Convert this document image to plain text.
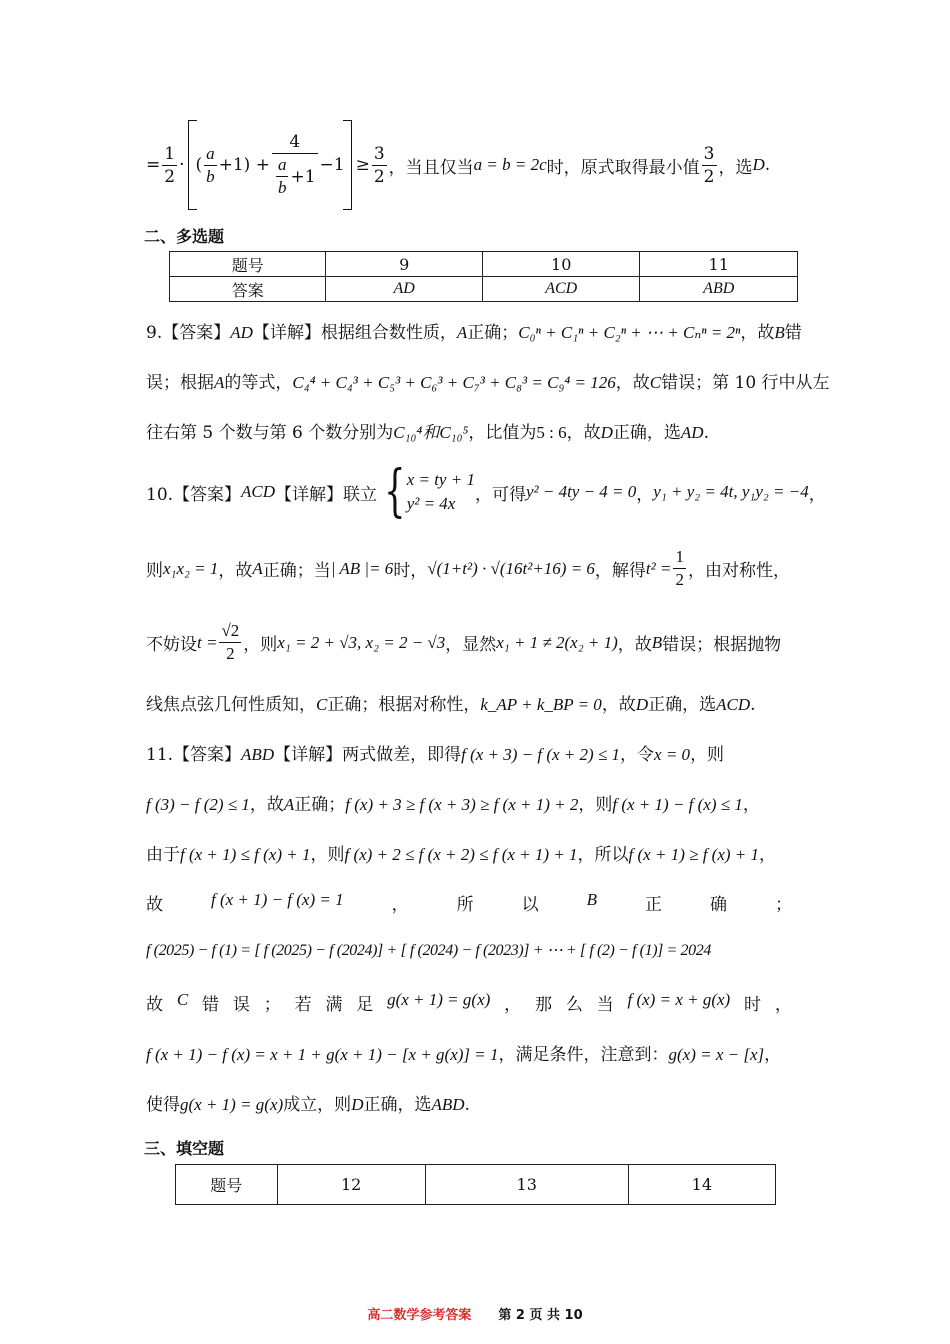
= $\frac{1}{2}$ · ( $\frac{a}{b} +1) + \frac{4}{\frac{a}{b} +1} -1 \ge \frac{3}{2}$ ，当且仅当 a = b = 2c 时，原式取得最小值 $\frac{3}{2}$ ，选 D .
二、多选题
题号	9	10	11
答案	AD	ACD	ABD
9.【答案】AD【详解】根据组合数性质，A正确；C₀ⁿ + C₁ⁿ + C₂ⁿ + ⋯ + Cₙⁿ = 2ⁿ，故B错
误；根据A的等式，C₄⁴ + C₄³ + C₅³ + C₆³ + C₇³ + C₈³ = C₉⁴ = 126，故C错误；第 10 行中从左
往右第 5 个数与第 6 个数分别为C₁₀⁴和C₁₀⁵，比值为5 : 6，故D正确，选AD.
10.【答案】 ACD 【详解】联立 { x = ty + 1
y² = 4x	，可得 y² − 4ty − 4 = 0 ， y₁ + y₂ = 4t, y₁y₂ = −4 ，
则 x₁x₂ = 1 ，故 A 正确；当 | AB |= 6 时， √(1+t²) · √(16t²+16) = 6 ，解得 $t^2 = \frac{1}{2}$ ，由对称性，
不妨设 $t = \frac{√2}{2}$ ，则 x₁ = 2 + √3, x₂ = 2 − √3 ，显然 x₁ + 1 ≠ 2(x₂ + 1) ，故 B 错误；根据抛物
线焦点弦几何性质知，C正确；根据对称性，k_AP + k_BP = 0，故D正确，选ACD.
11.【答案】ABD【详解】两式做差，即得f (x + 3) − f (x + 2) ≤ 1，令x = 0，则
f (3) − f (2) ≤ 1，故A正确；f (x) + 3 ≥ f (x + 3) ≥ f (x + 1) + 2，则f (x + 1) − f (x) ≤ 1，
由于f (x + 1) ≤ f (x) + 1，则f (x) + 2 ≤ f (x + 2) ≤ f (x + 1) + 1，所以f (x + 1) ≥ f (x) + 1，
故	f (x + 1) − f (x) = 1	，	所	以	B	正	确	；
f (2025) − f (1) = [ f (2025) − f (2024)] + [ f (2024) − f (2023)] + ⋯ + [ f (2) − f (1)] = 2024
故 C 错 误 ； 若 满 足 g(x + 1) = g(x) ， 那 么 当 f (x) = x + g(x) 时 ，
f (x + 1) − f (x) = x + 1 + g(x + 1) − [x + g(x)] = 1，满足条件，注意到：g(x) = x − [x]，
使得g(x + 1) = g(x)成立，则D正确，选ABD.
三、填空题
题号	12	13	14
高二数学参考答案 第 2 页 共 10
========================================
- Work to do: Quote every entry exactly, with the pictures omitted.

- Written answer:
Convert this document image to plain text.
= $\frac{1}{2}$ · ( $\frac{a}{b} +1) + \frac{4}{\frac{a}{b} +1} -1 \ge \frac{3}{2}$ ，当且仅当 a = b = 2c 时，原式取得最小值 $\frac{3}{2}$ ，选 D .
二、多选题
题号	9	10	11
答案	AD	ACD	ABD
9.【答案】AD【详解】根据组合数性质，A正确；C₀ⁿ + C₁ⁿ + C₂ⁿ + ⋯ + Cₙⁿ = 2ⁿ，故B错
误；根据A的等式，C₄⁴ + C₄³ + C₅³ + C₆³ + C₇³ + C₈³ = C₉⁴ = 126，故C错误；第 10 行中从左
往右第 5 个数与第 6 个数分别为C₁₀⁴和C₁₀⁵，比值为5 : 6，故D正确，选AD.
10.【答案】 ACD 【详解】联立 { x = ty + 1
y² = 4x	，可得 y² − 4ty − 4 = 0 ， y₁ + y₂ = 4t, y₁y₂ = −4 ，
则 x₁x₂ = 1 ，故 A 正确；当 | AB |= 6 时， √(1+t²) · √(16t²+16) = 6 ，解得 $t^2 = \frac{1}{2}$ ，由对称性，
不妨设 $t = \frac{√2}{2}$ ，则 x₁ = 2 + √3, x₂ = 2 − √3 ，显然 x₁ + 1 ≠ 2(x₂ + 1) ，故 B 错误；根据抛物
线焦点弦几何性质知，C正确；根据对称性，k_AP + k_BP = 0，故D正确，选ACD.
11.【答案】ABD【详解】两式做差，即得f (x + 3) − f (x + 2) ≤ 1，令x = 0，则
f (3) − f (2) ≤ 1，故A正确；f (x) + 3 ≥ f (x + 3) ≥ f (x + 1) + 2，则f (x + 1) − f (x) ≤ 1，
由于f (x + 1) ≤ f (x) + 1，则f (x) + 2 ≤ f (x + 2) ≤ f (x + 1) + 1，所以f (x + 1) ≥ f (x) + 1，
故	f (x + 1) − f (x) = 1	，	所	以	B	正	确	；
f (2025) − f (1) = [ f (2025) − f (2024)] + [ f (2024) − f (2023)] + ⋯ + [ f (2) − f (1)] = 2024
故 C 错 误 ； 若 满 足 g(x + 1) = g(x) ， 那 么 当 f (x) = x + g(x) 时 ，
f (x + 1) − f (x) = x + 1 + g(x + 1) − [x + g(x)] = 1，满足条件，注意到：g(x) = x − [x]，
使得g(x + 1) = g(x)成立，则D正确，选ABD.
三、填空题
题号	12	13	14
高二数学参考答案 第 2 页 共 10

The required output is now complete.